A Chassenon, Charente, le décapage a été réalisé sur une surface de 1 000 m2.

Chronique de site
Dernière modification
10 mai 2016

Le degré d'arasement des structures et la faible profondeur des sols argileux (de 0,40 à 0,80 m en moyenne) ont conduit à définir une stratégie de fouilles fondée sur deux principes : des sondages mécaniques pour étudier les fondations des bâtiments et une fouille manuelle pour les dépôts d'abandon ou d'occupation.

## [DONNÉES EXTRAITES]

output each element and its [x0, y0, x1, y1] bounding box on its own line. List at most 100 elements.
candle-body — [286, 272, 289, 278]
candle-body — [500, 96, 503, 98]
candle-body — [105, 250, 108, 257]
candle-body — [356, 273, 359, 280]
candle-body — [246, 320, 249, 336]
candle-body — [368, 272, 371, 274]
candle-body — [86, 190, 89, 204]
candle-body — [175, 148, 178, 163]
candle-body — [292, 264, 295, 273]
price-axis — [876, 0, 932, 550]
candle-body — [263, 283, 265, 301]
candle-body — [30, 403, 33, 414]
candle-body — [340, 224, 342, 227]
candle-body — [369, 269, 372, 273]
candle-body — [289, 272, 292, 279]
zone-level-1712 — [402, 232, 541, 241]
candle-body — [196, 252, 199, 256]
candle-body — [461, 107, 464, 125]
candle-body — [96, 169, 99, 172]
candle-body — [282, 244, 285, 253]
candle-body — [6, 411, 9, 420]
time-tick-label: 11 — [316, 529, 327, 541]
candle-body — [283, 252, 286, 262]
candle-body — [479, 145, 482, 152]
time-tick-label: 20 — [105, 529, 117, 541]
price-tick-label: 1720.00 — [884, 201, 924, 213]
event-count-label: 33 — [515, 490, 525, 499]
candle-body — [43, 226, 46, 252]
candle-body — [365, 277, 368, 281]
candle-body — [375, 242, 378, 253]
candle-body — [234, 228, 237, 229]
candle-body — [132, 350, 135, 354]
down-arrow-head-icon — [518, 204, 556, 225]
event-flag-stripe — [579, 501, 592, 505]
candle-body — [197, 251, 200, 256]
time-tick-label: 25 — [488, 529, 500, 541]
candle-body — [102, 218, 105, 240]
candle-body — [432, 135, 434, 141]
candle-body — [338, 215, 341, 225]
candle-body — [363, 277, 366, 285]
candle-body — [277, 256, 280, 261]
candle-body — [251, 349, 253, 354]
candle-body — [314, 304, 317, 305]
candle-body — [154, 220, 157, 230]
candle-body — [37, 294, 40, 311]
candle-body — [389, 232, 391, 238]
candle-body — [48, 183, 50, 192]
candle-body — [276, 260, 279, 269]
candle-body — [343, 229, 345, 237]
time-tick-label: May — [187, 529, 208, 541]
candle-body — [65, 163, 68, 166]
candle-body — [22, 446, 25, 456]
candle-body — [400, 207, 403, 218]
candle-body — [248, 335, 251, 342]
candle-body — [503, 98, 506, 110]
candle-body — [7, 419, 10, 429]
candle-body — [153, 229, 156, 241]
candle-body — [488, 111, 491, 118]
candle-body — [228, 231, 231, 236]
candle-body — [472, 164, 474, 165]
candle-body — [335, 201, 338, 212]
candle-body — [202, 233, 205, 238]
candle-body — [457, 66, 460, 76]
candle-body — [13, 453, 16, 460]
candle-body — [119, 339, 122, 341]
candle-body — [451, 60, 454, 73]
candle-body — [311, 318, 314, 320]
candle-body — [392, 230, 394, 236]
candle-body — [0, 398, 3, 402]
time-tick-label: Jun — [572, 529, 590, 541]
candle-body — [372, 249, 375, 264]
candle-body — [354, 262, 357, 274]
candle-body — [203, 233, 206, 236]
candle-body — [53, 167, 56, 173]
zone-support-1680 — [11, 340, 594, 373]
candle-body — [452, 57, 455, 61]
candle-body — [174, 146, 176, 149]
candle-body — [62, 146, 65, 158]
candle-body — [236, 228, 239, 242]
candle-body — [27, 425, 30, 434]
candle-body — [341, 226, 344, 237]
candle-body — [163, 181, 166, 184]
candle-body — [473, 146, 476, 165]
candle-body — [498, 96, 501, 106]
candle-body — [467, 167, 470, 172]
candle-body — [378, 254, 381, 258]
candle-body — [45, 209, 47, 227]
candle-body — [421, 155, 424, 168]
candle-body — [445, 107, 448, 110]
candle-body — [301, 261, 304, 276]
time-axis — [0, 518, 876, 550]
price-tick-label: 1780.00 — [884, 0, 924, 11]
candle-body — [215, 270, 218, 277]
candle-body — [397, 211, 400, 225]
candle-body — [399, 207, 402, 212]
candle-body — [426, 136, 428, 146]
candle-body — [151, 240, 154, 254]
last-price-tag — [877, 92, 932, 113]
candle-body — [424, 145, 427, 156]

## [QUESTIONS SUR L'EXTRAIT]
[1] Reformulez sous forme de liste le paragraphe de l'extrait qui commence par « Le degré d'arasement », en conservant ses faits principaux.
[2] Reproduisez, s'il vous plaît, le passage de l'extrait qui va de « Le degré d'arasement » à « d'abandon ou d'occupation. », sans rien y changer.

## [RÉPONSES DONNÉES]
[1]
- Ce qui a déterminé la stratégie de fouilles :
  - le degré d'arasement des structures ;
  - la faible profondeur des sols argileux (de 0,40 à 0,80 m en moyenne).
- Les deux principes de la stratégie :
  - des sondages mécaniques pour étudier les fondations des bâtiments ;
  - une fouille manuelle pour les dépôts d'abandon ou d'occupation.

[2]
Le degré d'arasement des structures et la faible profondeur des sols argileux (de 0,40 à 0,80 m en moyenne) ont conduit à définir une stratégie de fouilles fondée sur deux principes : des sondages mécaniques pour étudier les fondations des bâtiments et une fouille manuelle pour les dépôts d'abandon ou d'occupation.